What the task requires:
Return the lines starting at the one that contains "issue-number: 2/20: [600, 14, 632, 31]" and ending at the one that contains "footer-address-de: [42, 404, 142, 418]", copying them unchanged.

Element location data
*-*-*

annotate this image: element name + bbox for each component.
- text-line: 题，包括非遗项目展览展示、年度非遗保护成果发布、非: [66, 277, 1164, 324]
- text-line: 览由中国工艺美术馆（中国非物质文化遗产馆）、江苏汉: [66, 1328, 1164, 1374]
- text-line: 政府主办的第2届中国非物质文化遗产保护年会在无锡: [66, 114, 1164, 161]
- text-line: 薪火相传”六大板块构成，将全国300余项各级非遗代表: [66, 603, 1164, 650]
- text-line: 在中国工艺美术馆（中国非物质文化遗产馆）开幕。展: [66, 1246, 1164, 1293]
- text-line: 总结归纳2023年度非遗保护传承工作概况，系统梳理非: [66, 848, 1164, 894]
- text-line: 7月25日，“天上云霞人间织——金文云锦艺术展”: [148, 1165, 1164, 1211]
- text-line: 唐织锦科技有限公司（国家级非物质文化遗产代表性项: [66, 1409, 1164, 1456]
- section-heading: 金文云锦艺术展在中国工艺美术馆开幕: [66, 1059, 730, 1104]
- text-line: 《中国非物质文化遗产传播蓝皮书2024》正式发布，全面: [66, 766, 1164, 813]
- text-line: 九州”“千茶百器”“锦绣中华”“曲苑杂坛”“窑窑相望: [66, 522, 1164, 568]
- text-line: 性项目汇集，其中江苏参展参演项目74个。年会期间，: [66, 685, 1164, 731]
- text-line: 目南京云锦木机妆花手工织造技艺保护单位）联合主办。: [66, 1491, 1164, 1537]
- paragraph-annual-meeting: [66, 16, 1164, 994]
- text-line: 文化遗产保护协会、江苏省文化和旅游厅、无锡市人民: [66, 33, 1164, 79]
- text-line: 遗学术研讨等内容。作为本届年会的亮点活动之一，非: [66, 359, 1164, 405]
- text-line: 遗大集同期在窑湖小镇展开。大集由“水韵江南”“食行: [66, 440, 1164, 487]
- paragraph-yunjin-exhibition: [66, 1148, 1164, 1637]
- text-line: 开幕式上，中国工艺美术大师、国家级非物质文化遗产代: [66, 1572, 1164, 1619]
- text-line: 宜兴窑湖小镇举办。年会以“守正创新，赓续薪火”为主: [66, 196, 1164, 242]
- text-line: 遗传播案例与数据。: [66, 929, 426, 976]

*-*-*

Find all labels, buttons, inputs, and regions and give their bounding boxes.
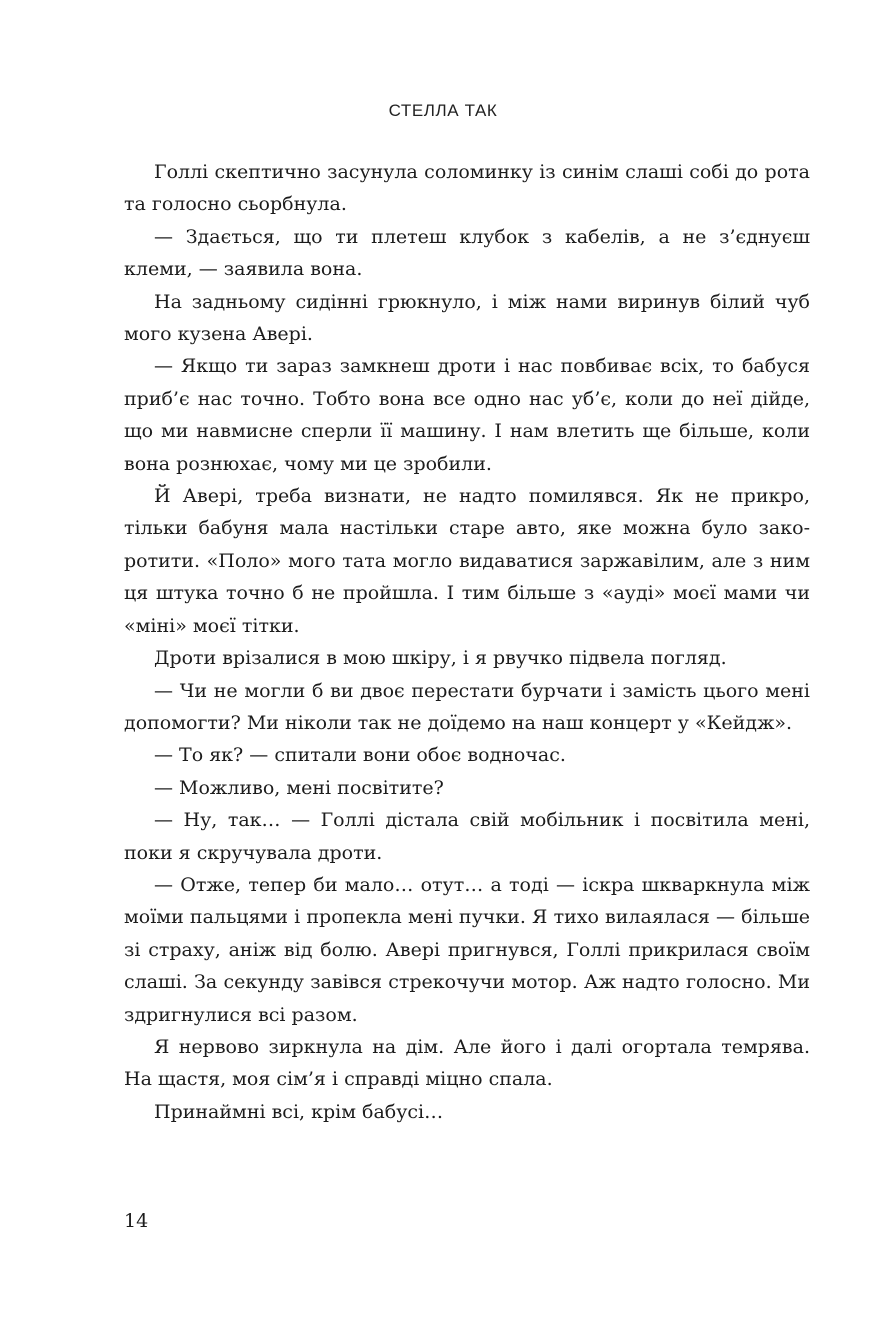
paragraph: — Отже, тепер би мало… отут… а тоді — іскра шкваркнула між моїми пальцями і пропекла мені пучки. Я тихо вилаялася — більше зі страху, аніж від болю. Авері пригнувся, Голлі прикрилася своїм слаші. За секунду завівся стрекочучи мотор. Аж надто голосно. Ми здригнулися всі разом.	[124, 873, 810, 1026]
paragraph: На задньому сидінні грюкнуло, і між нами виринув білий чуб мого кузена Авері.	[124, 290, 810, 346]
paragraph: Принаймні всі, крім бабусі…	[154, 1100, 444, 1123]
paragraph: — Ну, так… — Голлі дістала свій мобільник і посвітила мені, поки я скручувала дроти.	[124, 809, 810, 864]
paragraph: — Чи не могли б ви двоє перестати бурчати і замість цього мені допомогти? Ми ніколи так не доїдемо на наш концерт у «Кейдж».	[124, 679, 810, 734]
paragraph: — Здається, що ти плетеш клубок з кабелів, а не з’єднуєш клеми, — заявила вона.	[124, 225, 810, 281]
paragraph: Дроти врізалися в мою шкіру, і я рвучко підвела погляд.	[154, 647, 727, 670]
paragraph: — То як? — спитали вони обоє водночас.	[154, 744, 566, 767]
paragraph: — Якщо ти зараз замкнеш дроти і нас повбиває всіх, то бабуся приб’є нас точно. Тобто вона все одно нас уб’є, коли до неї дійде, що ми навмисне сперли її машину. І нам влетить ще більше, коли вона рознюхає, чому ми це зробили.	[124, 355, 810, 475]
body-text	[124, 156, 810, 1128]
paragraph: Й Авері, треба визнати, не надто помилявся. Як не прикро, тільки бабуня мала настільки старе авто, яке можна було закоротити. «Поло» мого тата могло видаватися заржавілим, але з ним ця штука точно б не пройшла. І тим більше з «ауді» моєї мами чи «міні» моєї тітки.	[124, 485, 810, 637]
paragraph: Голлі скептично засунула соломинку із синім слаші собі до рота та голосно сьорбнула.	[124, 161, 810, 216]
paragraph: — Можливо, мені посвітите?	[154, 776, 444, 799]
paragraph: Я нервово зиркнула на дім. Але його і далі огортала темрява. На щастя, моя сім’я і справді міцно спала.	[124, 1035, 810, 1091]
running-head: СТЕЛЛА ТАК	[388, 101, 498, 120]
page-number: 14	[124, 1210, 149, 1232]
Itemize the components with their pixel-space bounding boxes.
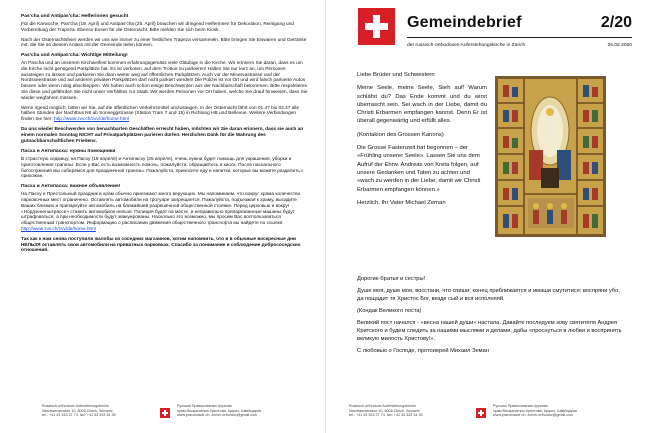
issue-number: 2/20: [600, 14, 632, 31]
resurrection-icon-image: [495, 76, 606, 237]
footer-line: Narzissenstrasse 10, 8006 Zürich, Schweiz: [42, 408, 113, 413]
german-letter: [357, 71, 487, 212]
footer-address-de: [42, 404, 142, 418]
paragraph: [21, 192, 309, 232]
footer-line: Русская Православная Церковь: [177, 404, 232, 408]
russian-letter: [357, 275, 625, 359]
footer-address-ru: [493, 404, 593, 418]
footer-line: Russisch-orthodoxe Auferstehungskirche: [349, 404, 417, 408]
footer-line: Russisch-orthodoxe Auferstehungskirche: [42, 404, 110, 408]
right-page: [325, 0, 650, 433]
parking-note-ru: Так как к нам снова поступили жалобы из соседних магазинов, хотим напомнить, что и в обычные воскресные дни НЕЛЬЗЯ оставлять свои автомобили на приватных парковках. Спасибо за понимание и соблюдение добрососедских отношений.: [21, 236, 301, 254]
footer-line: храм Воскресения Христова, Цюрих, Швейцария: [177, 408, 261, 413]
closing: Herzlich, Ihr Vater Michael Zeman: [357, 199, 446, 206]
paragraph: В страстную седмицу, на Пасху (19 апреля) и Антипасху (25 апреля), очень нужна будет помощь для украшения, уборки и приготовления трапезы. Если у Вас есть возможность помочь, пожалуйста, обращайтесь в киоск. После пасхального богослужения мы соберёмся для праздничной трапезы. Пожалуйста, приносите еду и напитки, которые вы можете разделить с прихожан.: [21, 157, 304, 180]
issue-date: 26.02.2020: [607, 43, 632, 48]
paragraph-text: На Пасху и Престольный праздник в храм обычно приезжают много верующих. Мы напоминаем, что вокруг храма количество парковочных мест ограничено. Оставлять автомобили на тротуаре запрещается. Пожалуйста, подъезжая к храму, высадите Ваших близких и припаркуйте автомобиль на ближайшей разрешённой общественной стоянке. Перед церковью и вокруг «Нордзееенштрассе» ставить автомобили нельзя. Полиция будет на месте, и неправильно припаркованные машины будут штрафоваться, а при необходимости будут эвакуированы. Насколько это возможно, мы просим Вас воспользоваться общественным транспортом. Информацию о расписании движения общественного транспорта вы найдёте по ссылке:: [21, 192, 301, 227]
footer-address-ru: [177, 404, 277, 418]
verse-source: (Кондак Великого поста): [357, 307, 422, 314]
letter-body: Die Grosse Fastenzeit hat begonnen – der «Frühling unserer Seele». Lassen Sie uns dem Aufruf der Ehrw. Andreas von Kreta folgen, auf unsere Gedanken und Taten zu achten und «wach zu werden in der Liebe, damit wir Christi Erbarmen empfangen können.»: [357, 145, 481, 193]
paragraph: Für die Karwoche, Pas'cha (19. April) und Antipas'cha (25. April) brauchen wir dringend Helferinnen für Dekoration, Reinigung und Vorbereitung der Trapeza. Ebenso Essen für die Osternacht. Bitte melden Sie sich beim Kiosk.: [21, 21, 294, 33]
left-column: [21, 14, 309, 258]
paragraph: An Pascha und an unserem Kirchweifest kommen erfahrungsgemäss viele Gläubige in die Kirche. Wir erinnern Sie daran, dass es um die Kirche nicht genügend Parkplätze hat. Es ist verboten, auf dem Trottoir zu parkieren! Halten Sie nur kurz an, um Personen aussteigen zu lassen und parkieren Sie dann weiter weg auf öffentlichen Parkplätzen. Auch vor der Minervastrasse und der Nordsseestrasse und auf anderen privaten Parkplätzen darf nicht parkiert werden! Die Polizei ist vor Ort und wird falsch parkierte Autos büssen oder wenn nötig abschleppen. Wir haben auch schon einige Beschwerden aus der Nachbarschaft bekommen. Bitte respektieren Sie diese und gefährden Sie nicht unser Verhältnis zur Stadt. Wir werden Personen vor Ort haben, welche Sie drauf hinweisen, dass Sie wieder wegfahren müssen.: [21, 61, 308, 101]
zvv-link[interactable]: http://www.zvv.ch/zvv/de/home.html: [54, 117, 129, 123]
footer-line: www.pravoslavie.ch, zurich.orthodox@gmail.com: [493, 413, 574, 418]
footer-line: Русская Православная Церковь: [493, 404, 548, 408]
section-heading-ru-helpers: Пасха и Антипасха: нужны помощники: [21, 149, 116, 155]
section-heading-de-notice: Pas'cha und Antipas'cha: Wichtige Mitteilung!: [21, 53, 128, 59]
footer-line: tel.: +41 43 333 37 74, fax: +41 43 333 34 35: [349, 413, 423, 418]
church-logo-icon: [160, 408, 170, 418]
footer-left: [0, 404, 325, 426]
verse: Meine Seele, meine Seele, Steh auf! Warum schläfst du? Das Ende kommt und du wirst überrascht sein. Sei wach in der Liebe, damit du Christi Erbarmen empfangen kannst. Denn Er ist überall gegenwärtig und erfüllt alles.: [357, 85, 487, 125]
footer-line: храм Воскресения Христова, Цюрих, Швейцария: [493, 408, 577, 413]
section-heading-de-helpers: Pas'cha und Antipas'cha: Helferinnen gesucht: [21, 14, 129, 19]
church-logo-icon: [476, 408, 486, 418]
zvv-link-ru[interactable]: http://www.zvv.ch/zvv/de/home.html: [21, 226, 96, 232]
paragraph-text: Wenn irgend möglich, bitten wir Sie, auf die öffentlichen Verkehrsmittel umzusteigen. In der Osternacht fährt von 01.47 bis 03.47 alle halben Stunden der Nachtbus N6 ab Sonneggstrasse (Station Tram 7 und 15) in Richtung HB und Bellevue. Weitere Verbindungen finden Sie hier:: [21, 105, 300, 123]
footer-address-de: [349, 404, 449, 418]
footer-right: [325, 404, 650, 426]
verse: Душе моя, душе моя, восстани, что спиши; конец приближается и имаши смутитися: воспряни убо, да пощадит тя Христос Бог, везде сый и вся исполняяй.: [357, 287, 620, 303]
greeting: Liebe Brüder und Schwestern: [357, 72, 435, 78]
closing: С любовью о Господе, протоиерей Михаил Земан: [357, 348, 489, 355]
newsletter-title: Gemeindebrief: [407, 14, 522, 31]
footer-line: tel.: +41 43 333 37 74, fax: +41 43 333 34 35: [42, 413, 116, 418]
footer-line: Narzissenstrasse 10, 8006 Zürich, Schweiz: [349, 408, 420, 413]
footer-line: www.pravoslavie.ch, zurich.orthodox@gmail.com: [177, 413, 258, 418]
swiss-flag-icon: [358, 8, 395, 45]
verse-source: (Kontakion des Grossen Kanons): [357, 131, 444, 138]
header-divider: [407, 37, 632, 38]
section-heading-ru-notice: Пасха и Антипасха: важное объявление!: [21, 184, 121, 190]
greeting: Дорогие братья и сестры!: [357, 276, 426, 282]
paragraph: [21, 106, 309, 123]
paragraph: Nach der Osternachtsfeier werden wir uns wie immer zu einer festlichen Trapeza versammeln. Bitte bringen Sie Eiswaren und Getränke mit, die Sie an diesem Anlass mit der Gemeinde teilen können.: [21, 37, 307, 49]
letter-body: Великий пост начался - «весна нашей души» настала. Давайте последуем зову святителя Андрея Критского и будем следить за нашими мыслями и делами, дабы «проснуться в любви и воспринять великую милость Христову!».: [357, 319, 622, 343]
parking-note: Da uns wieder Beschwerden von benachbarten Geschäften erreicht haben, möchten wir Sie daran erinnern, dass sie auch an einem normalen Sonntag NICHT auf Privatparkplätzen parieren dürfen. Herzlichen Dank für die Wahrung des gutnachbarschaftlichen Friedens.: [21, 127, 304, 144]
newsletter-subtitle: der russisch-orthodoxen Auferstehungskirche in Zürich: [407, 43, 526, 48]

*-*-*

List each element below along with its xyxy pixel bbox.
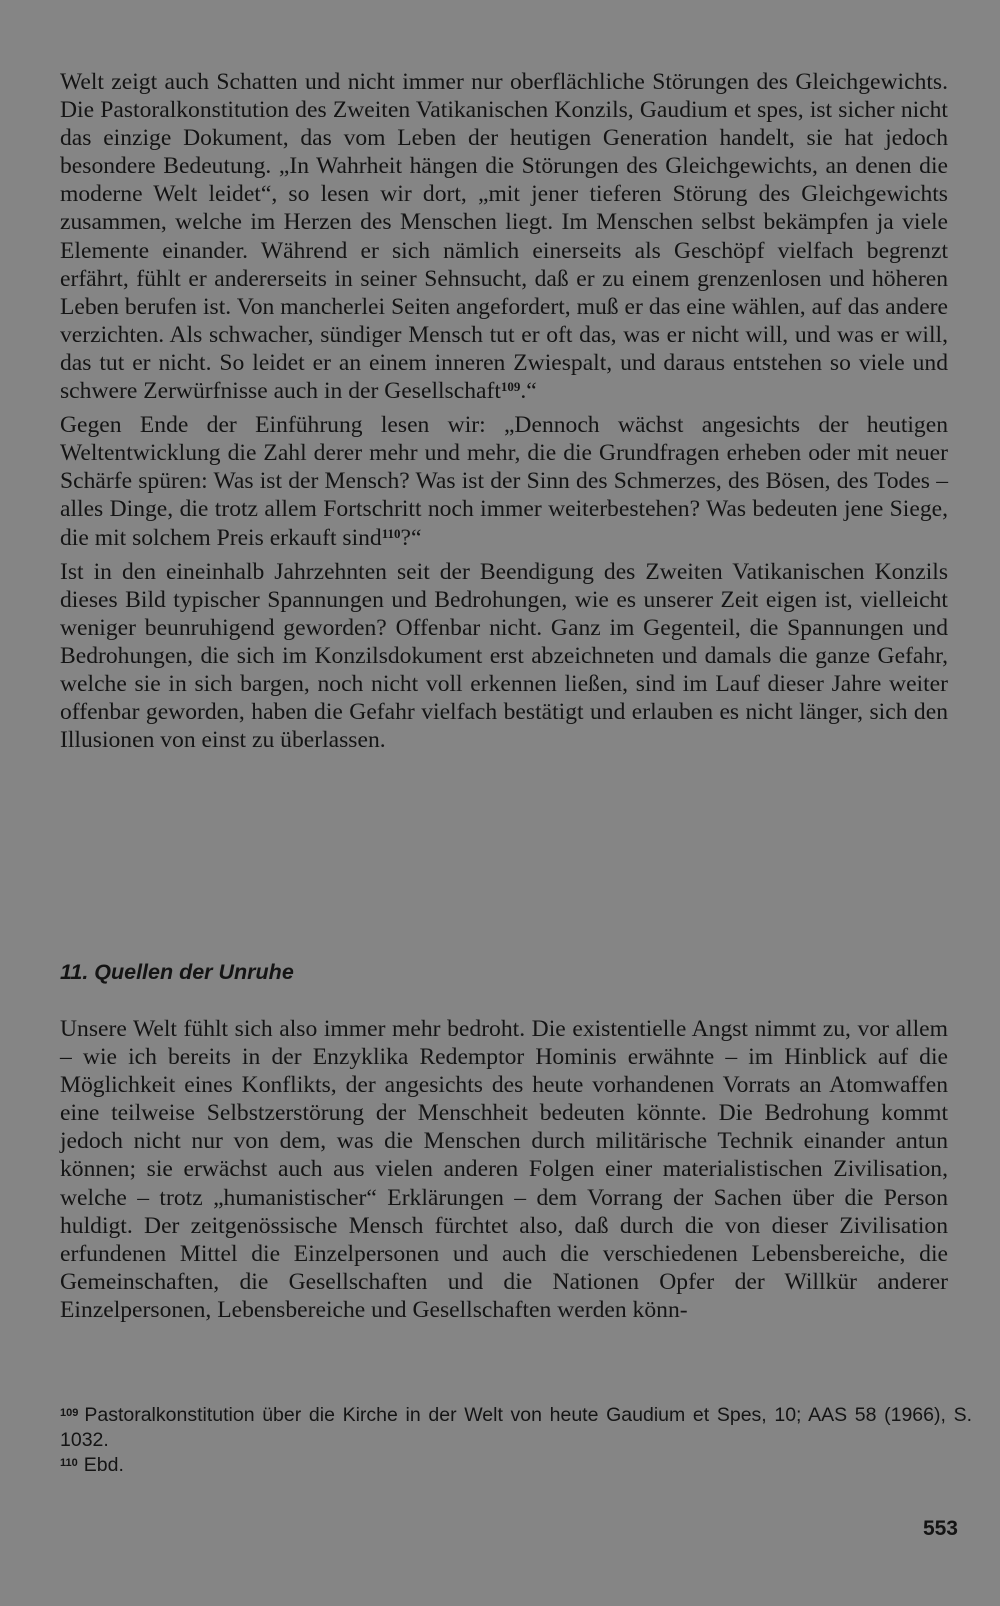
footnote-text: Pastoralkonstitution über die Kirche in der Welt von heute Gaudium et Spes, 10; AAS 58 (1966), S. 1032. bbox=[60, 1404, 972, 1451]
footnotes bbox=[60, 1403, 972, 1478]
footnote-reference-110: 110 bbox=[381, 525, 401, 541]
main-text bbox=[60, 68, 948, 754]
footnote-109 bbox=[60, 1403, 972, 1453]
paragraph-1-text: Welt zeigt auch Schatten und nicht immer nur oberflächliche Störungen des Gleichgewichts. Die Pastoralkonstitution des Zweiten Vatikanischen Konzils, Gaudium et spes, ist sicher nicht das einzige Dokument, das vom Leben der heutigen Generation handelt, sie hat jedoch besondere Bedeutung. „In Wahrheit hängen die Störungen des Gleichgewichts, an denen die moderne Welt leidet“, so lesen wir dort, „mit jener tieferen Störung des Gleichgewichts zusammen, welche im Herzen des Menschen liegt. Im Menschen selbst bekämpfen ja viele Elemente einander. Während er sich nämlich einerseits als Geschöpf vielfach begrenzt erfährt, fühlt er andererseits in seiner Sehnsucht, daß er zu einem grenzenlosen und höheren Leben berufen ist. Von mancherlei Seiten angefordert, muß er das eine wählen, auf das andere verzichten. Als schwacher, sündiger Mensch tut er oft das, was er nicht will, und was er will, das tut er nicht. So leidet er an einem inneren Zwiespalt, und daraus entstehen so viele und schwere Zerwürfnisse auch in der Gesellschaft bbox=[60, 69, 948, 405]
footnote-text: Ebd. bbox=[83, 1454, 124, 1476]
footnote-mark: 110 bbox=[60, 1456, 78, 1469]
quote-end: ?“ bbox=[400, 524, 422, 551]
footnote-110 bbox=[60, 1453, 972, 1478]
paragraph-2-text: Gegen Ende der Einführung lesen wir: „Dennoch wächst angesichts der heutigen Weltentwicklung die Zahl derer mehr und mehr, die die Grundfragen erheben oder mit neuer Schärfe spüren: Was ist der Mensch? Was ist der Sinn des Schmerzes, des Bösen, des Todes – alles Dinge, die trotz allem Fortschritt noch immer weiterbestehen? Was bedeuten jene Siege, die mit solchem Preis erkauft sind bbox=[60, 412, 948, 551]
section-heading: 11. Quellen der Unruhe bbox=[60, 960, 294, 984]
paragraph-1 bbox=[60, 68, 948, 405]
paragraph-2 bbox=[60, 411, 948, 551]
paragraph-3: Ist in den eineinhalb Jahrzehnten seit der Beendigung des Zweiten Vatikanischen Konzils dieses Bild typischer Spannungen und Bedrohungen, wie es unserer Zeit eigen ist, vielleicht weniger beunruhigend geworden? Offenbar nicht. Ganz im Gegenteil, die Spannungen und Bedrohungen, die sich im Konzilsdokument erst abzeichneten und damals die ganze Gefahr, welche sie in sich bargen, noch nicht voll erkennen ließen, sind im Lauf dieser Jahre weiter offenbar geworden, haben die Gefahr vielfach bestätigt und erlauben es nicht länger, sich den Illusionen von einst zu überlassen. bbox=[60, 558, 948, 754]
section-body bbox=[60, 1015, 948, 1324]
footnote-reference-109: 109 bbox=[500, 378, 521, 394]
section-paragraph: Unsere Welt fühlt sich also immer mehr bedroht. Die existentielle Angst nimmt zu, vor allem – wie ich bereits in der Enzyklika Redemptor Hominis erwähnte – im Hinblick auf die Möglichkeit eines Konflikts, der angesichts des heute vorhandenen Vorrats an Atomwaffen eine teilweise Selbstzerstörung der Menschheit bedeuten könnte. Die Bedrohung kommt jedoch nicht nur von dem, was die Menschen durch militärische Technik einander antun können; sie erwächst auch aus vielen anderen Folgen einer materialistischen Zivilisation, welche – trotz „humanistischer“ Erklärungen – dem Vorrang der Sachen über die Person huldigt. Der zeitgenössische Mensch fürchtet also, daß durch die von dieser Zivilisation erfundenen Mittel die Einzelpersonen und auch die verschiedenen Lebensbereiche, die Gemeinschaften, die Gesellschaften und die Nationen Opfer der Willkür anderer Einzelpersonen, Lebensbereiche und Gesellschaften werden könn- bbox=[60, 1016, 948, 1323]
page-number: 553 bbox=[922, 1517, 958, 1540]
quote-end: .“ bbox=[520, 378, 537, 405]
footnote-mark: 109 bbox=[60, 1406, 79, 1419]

*-*-*

Reply:
issue-number: 2/20: [600, 14, 632, 31]
resurrection-icon-image: [495, 76, 606, 237]
footer-line: Narzissenstrasse 10, 8006 Zürich, Schweiz: [42, 408, 113, 413]
german-letter: [357, 71, 487, 212]
footer-address-de: [42, 404, 142, 418]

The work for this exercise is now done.